(Dataset entries on figures)
####

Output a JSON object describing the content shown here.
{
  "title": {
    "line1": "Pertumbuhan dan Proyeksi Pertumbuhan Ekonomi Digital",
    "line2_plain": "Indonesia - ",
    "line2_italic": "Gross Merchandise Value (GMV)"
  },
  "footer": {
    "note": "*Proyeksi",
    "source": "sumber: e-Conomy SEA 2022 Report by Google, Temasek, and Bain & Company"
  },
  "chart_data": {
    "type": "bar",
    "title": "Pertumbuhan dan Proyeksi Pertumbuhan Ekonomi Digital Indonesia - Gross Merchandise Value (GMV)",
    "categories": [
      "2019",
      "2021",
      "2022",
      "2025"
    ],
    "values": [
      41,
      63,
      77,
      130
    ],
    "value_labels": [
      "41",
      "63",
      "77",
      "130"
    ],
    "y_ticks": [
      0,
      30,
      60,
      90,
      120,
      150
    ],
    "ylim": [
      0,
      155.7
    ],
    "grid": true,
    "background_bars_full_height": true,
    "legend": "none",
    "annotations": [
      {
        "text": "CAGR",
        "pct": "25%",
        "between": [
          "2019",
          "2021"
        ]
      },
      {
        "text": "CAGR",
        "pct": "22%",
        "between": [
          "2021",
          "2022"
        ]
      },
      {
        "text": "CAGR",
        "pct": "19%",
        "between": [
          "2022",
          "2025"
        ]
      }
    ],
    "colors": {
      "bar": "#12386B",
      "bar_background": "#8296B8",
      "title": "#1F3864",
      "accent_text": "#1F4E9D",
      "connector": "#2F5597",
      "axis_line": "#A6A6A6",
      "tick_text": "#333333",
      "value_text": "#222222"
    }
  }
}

####

## [Given exercise]
Extract all lines that hold the word "Proyeksi".

## [Task result]
    "line1": "Pertumbuhan dan Proyeksi Pertumbuhan Ekonomi Digital",
    "note": "*Proyeksi",
    "title": "Pertumbuhan dan Proyeksi Pertumbuhan Ekonomi Digital Indonesia - Gross Merchandise Value (GMV)",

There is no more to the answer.